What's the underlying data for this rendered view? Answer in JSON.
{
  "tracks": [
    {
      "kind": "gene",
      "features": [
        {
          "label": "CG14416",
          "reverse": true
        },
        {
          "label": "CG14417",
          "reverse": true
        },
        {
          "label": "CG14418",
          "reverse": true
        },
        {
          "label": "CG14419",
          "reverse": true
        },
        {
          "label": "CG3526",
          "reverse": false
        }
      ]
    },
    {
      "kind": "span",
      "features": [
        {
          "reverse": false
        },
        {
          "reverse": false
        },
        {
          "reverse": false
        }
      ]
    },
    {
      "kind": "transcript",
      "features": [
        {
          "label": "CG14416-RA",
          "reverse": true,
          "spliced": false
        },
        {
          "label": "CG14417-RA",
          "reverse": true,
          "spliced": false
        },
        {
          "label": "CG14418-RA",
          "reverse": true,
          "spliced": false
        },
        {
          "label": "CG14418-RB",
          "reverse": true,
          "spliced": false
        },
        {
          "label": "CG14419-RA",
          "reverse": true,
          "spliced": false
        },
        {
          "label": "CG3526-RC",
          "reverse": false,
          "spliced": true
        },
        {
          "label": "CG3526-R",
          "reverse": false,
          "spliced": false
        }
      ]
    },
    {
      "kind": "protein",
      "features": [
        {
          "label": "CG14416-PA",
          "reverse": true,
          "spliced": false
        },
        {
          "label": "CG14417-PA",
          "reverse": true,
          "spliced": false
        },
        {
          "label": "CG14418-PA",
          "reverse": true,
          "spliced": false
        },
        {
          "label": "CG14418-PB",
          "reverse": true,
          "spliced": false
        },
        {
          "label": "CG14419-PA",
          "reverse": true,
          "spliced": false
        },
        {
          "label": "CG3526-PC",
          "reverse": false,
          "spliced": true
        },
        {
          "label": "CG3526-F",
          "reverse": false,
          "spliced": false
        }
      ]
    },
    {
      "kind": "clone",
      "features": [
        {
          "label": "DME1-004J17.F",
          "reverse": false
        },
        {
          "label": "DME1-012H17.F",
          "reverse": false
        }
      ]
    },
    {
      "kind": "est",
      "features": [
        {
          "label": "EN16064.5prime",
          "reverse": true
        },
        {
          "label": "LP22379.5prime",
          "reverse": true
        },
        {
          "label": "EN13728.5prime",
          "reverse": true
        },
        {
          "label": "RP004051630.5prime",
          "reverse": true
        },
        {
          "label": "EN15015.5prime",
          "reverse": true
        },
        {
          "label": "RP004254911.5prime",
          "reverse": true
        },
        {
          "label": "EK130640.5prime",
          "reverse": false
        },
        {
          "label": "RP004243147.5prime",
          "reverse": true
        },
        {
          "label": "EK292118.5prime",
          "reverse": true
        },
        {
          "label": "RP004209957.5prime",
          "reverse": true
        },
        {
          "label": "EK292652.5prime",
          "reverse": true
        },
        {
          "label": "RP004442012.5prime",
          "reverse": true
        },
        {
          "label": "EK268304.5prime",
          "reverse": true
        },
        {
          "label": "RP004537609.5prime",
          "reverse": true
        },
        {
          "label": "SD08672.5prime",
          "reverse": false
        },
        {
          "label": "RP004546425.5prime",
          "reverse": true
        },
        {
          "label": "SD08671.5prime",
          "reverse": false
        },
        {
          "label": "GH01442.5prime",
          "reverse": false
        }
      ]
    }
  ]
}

Task instructions
Copy every line of the data that carries the word "kind".

Output for this exercise
      "kind": "gene",
      "kind": "span",
      "kind": "transcript",
      "kind": "protein",
      "kind": "clone",
      "kind": "est",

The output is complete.